_AIM_. Reproduce all of the data exactly.

_DATA FOR PROCESSING_.
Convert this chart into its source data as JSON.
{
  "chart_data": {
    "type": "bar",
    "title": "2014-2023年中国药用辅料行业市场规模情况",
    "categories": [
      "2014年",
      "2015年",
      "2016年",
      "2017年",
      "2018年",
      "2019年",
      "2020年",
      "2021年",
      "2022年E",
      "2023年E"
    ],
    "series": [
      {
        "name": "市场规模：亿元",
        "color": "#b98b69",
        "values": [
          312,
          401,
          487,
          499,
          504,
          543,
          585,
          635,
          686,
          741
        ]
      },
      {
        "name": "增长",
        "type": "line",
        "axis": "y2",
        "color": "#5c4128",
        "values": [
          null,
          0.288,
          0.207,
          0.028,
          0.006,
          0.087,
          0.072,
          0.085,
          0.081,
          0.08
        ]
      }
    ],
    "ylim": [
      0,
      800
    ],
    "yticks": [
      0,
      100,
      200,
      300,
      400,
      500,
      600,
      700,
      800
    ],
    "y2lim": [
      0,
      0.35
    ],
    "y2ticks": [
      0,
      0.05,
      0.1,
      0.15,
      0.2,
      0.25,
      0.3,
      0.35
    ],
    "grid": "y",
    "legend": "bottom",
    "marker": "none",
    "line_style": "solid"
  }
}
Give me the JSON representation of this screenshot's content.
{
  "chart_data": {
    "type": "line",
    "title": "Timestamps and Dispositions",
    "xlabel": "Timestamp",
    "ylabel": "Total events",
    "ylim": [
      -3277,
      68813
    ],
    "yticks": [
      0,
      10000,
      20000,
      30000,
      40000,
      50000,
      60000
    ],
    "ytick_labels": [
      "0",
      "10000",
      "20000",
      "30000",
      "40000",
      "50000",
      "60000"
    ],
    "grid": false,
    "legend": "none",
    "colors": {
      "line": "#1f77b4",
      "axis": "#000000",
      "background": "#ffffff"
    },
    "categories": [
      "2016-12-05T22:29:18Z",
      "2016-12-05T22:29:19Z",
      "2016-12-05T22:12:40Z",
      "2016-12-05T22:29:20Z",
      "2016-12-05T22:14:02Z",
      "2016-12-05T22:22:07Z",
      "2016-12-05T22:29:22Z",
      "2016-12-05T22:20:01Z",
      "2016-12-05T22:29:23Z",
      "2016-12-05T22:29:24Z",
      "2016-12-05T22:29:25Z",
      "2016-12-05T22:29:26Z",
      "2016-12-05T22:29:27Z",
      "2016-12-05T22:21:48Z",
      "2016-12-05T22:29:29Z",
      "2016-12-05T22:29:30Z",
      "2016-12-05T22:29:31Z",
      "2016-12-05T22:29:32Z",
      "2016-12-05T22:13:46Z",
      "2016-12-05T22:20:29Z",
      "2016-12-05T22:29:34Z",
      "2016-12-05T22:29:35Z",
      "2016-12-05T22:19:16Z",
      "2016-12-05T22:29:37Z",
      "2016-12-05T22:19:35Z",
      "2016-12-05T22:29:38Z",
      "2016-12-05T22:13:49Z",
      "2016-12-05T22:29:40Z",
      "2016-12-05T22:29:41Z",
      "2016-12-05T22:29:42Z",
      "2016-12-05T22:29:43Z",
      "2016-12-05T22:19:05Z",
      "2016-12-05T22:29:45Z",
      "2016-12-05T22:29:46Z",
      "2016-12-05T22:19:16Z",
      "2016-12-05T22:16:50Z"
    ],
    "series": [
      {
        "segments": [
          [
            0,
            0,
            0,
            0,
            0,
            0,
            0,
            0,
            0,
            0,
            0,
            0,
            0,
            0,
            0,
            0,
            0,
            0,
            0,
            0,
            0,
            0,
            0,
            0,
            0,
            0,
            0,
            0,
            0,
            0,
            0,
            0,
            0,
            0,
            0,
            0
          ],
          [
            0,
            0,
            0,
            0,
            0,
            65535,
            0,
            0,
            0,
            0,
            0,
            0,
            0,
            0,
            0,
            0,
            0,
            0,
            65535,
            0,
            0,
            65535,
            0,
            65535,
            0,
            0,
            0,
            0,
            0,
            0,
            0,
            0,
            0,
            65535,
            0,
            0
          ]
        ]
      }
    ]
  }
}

_SOLUTION FOR THIS TASK_.
Convert this chart into its source data as JSON.
{
  "chart_data": {
    "type": "bar",
    "title": "2014-2023年中国药用辅料行业市场规模情况",
    "categories": [
      "2014年",
      "2015年",
      "2016年",
      "2017年",
      "2018年",
      "2019年",
      "2020年",
      "2021年",
      "2022年E",
      "2023年E"
    ],
    "series": [
      {
        "name": "市场规模：亿元",
        "color": "#b98b69",
        "values": [
          312,
          401,
          487,
          499,
          504,
          543,
          585,
          635,
          686,
          741
        ]
      },
      {
        "name": "增长",
        "type": "line",
        "axis": "y2",
        "color": "#5c4128",
        "values": [
          null,
          0.288,
          0.207,
          0.028,
          0.006,
          0.087,
          0.072,
          0.085,
          0.081,
          0.08
        ]
      }
    ],
    "ylim": [
      0,
      800
    ],
    "yticks": [
      0,
      100,
      200,
      300,
      400,
      500,
      600,
      700,
      800
    ],
    "y2lim": [
      0,
      0.35
    ],
    "y2ticks": [
      0,
      0.05,
      0.1,
      0.15,
      0.2,
      0.25,
      0.3,
      0.35
    ],
    "grid": "y",
    "legend": "bottom",
    "marker": "none",
    "line_style": "solid"
  }
}
Give me the JSON representation of this screenshot's content.
{
  "chart_data": {
    "type": "line",
    "title": "Timestamps and Dispositions",
    "xlabel": "Timestamp",
    "ylabel": "Total events",
    "ylim": [
      -3277,
      68813
    ],
    "yticks": [
      0,
      10000,
      20000,
      30000,
      40000,
      50000,
      60000
    ],
    "ytick_labels": [
      "0",
      "10000",
      "20000",
      "30000",
      "40000",
      "50000",
      "60000"
    ],
    "grid": false,
    "legend": "none",
    "colors": {
      "line": "#1f77b4",
      "axis": "#000000",
      "background": "#ffffff"
    },
    "categories": [
      "2016-12-05T22:29:18Z",
      "2016-12-05T22:29:19Z",
      "2016-12-05T22:12:40Z",
      "2016-12-05T22:29:20Z",
      "2016-12-05T22:14:02Z",
      "2016-12-05T22:22:07Z",
      "2016-12-05T22:29:22Z",
      "2016-12-05T22:20:01Z",
      "2016-12-05T22:29:23Z",
      "2016-12-05T22:29:24Z",
      "2016-12-05T22:29:25Z",
      "2016-12-05T22:29:26Z",
      "2016-12-05T22:29:27Z",
      "2016-12-05T22:21:48Z",
      "2016-12-05T22:29:29Z",
      "2016-12-05T22:29:30Z",
      "2016-12-05T22:29:31Z",
      "2016-12-05T22:29:32Z",
      "2016-12-05T22:13:46Z",
      "2016-12-05T22:20:29Z",
      "2016-12-05T22:29:34Z",
      "2016-12-05T22:29:35Z",
      "2016-12-05T22:19:16Z",
      "2016-12-05T22:29:37Z",
      "2016-12-05T22:19:35Z",
      "2016-12-05T22:29:38Z",
      "2016-12-05T22:13:49Z",
      "2016-12-05T22:29:40Z",
      "2016-12-05T22:29:41Z",
      "2016-12-05T22:29:42Z",
      "2016-12-05T22:29:43Z",
      "2016-12-05T22:19:05Z",
      "2016-12-05T22:29:45Z",
      "2016-12-05T22:29:46Z",
      "2016-12-05T22:19:16Z",
      "2016-12-05T22:16:50Z"
    ],
    "series": [
      {
        "segments": [
          [
            0,
            0,
            0,
            0,
            0,
            0,
            0,
            0,
            0,
            0,
            0,
            0,
            0,
            0,
            0,
            0,
            0,
            0,
            0,
            0,
            0,
            0,
            0,
            0,
            0,
            0,
            0,
            0,
            0,
            0,
            0,
            0,
            0,
            0,
            0,
            0
          ],
          [
            0,
            0,
            0,
            0,
            0,
            65535,
            0,
            0,
            0,
            0,
            0,
            0,
            0,
            0,
            0,
            0,
            0,
            0,
            65535,
            0,
            0,
            65535,
            0,
            65535,
            0,
            0,
            0,
            0,
            0,
            0,
            0,
            0,
            0,
            65535,
            0,
            0
          ]
        ]
      }
    ]
  }
}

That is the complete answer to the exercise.